## EXERCISE DETAILS
Collect each line of the records containing the string "Week".

## Records from a collection
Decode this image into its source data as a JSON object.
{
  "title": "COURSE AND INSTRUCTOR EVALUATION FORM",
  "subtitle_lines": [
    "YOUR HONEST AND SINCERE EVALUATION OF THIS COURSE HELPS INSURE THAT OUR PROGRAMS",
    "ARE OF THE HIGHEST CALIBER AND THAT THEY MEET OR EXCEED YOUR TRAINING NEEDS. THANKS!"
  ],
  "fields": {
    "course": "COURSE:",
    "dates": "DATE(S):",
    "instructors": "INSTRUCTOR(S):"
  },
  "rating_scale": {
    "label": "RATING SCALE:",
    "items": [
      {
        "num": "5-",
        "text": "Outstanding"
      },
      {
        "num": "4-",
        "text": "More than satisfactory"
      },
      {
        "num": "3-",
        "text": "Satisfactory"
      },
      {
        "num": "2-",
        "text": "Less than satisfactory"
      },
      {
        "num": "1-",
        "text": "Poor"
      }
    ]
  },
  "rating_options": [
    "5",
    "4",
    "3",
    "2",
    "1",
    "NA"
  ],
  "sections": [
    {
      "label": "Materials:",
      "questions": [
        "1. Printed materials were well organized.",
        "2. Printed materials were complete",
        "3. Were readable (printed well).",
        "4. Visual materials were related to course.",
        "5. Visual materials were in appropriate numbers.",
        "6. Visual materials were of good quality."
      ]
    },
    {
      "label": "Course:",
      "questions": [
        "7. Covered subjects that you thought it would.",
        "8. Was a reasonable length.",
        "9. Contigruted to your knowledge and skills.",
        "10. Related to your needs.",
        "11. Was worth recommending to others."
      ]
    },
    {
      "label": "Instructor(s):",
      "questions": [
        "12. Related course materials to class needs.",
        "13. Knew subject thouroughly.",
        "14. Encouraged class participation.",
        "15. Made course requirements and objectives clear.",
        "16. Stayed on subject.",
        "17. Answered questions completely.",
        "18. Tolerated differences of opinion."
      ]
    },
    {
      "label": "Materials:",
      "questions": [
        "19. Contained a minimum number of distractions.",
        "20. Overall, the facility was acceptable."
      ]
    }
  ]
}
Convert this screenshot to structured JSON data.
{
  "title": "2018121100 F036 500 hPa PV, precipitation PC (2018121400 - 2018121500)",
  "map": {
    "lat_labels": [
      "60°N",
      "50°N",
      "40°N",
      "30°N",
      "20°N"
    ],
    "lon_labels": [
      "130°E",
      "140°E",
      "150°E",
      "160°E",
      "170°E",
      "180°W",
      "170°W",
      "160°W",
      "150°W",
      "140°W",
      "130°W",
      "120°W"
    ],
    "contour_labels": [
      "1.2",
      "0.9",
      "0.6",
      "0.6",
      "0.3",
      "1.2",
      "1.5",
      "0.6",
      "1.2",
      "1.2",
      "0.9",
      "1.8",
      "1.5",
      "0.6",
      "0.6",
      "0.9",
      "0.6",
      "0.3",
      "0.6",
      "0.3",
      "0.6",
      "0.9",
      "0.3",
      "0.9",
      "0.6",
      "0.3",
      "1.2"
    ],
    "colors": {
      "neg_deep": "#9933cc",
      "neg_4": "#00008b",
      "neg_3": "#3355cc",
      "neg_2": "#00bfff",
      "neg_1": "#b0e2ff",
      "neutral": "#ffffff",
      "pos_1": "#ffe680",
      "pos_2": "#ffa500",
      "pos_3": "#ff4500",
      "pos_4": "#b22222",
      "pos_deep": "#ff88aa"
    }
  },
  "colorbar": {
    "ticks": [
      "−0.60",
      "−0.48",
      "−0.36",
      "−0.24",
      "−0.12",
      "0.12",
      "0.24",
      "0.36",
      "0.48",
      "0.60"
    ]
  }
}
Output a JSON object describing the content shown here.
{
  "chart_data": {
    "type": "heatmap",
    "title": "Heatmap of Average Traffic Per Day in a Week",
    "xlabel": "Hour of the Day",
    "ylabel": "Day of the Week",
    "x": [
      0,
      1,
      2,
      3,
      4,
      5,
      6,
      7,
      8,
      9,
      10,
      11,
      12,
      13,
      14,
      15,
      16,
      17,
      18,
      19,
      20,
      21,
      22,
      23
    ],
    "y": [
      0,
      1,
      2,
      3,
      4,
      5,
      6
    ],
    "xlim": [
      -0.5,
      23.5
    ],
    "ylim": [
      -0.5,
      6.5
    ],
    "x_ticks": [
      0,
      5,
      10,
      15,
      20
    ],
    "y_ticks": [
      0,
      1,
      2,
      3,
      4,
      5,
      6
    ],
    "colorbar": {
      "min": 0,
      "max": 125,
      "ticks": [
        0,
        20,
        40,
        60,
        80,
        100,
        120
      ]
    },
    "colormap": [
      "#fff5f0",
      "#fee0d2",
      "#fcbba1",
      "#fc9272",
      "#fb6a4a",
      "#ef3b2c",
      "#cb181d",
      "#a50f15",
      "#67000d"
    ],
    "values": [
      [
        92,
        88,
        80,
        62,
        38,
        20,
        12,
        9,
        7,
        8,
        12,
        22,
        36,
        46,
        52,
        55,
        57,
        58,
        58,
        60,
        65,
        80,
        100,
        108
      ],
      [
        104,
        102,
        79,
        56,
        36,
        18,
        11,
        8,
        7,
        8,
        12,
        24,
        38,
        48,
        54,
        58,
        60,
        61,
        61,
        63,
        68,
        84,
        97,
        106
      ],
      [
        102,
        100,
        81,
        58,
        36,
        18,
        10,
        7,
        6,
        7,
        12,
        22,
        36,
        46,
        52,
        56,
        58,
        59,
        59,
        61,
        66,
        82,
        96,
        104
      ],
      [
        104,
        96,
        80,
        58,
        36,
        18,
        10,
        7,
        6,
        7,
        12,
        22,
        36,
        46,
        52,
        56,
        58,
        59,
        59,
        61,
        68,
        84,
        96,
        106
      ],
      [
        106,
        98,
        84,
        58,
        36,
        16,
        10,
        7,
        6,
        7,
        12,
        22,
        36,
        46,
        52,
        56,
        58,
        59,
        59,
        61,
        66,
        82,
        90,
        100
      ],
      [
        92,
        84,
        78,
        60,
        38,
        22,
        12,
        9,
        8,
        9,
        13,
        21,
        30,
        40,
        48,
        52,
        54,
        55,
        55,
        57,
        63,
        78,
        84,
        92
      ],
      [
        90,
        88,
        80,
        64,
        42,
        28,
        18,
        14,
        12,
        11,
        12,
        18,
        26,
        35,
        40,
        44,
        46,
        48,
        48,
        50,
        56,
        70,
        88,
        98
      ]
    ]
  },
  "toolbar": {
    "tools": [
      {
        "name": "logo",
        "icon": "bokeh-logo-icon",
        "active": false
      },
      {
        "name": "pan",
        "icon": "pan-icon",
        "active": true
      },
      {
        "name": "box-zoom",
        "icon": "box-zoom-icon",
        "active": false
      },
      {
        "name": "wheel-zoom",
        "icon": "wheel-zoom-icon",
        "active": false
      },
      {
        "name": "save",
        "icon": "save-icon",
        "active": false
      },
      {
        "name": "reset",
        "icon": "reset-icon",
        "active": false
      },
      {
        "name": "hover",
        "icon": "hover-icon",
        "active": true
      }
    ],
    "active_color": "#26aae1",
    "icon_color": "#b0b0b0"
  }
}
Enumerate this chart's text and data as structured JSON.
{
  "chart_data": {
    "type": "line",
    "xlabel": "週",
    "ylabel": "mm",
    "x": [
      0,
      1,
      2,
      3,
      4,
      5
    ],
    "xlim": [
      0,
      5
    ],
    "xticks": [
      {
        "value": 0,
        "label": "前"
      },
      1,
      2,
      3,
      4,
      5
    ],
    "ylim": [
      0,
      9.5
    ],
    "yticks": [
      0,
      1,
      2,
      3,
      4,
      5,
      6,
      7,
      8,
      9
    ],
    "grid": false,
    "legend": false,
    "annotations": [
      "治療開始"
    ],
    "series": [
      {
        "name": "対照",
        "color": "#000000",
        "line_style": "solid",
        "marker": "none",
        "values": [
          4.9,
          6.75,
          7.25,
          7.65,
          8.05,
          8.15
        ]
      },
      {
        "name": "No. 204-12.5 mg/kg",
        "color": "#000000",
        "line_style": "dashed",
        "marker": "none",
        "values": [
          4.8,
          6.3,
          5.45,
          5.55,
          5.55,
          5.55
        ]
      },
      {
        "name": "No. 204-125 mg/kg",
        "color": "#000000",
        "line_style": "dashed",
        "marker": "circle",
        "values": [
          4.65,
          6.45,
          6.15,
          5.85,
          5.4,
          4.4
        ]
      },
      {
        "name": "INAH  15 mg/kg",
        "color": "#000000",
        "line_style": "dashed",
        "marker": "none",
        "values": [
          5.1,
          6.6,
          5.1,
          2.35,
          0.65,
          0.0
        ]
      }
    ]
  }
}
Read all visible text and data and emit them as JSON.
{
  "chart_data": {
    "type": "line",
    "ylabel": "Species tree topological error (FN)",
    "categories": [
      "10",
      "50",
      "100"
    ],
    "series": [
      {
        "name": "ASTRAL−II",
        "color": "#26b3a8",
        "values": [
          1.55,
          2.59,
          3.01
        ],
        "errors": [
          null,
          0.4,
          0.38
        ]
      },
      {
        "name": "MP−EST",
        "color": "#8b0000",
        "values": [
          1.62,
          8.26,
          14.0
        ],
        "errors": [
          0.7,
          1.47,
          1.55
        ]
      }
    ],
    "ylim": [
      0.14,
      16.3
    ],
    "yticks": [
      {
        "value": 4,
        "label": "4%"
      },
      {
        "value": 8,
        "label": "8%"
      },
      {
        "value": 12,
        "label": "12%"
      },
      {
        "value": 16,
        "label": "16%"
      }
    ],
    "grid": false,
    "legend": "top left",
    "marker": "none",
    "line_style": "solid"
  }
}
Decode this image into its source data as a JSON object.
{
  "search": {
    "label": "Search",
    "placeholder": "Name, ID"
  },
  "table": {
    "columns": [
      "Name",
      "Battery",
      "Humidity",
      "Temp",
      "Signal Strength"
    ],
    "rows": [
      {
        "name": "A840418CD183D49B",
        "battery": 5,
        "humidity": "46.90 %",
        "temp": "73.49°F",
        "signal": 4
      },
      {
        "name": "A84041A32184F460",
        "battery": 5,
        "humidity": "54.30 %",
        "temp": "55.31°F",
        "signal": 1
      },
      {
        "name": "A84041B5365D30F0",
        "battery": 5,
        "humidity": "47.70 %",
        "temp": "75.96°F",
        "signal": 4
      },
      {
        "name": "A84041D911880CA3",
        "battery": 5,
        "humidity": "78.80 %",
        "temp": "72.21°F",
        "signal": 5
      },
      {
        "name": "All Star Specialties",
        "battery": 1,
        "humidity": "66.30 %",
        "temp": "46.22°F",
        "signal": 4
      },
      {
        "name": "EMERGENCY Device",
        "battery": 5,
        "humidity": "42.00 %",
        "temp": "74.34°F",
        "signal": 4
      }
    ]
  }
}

## THE RESULT
    "title": "Heatmap of Average Traffic Per Day in a Week",
    "ylabel": "Day of the Week",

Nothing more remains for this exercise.